**Exercise details:** Find how many lines of the listing below include the word "this", then report the number by itself.

[A block of data]
--------------------------------------------------

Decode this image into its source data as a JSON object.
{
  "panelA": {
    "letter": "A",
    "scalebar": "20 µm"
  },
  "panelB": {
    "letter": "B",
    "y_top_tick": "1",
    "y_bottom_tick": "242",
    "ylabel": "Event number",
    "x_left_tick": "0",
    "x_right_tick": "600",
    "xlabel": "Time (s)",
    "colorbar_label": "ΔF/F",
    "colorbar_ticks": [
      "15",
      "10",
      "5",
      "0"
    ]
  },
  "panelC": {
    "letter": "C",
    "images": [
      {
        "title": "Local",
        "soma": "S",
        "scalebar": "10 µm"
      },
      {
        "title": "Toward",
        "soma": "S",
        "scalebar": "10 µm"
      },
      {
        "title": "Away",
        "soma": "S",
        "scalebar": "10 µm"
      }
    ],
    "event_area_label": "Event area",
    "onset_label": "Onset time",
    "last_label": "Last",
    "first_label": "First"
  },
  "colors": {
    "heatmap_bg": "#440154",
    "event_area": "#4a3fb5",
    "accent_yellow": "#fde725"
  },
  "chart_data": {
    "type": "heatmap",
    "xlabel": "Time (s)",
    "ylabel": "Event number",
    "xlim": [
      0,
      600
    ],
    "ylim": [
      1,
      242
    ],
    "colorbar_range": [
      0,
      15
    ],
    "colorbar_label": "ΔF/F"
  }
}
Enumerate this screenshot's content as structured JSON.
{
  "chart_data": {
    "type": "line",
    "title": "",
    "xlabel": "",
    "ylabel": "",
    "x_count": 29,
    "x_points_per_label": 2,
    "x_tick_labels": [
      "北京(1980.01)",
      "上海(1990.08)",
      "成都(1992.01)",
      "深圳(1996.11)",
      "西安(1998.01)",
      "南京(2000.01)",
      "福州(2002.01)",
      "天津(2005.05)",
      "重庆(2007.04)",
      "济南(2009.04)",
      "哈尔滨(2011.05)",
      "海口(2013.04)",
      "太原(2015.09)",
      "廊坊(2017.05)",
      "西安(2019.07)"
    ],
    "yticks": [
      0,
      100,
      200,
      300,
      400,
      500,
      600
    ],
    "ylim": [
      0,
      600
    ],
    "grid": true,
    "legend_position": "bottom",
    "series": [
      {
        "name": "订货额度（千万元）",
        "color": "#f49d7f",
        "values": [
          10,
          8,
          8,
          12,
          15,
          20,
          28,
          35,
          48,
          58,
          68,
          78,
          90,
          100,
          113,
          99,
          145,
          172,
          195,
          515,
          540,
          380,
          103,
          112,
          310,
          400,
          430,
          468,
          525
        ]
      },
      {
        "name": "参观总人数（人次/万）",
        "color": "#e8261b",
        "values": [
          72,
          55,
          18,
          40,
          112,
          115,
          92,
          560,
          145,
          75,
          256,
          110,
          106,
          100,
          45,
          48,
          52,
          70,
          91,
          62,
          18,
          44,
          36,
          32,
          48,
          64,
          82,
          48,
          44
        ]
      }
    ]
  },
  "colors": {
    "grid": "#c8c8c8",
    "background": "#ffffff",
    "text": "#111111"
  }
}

--------------------------------------------------

**Output below:** 2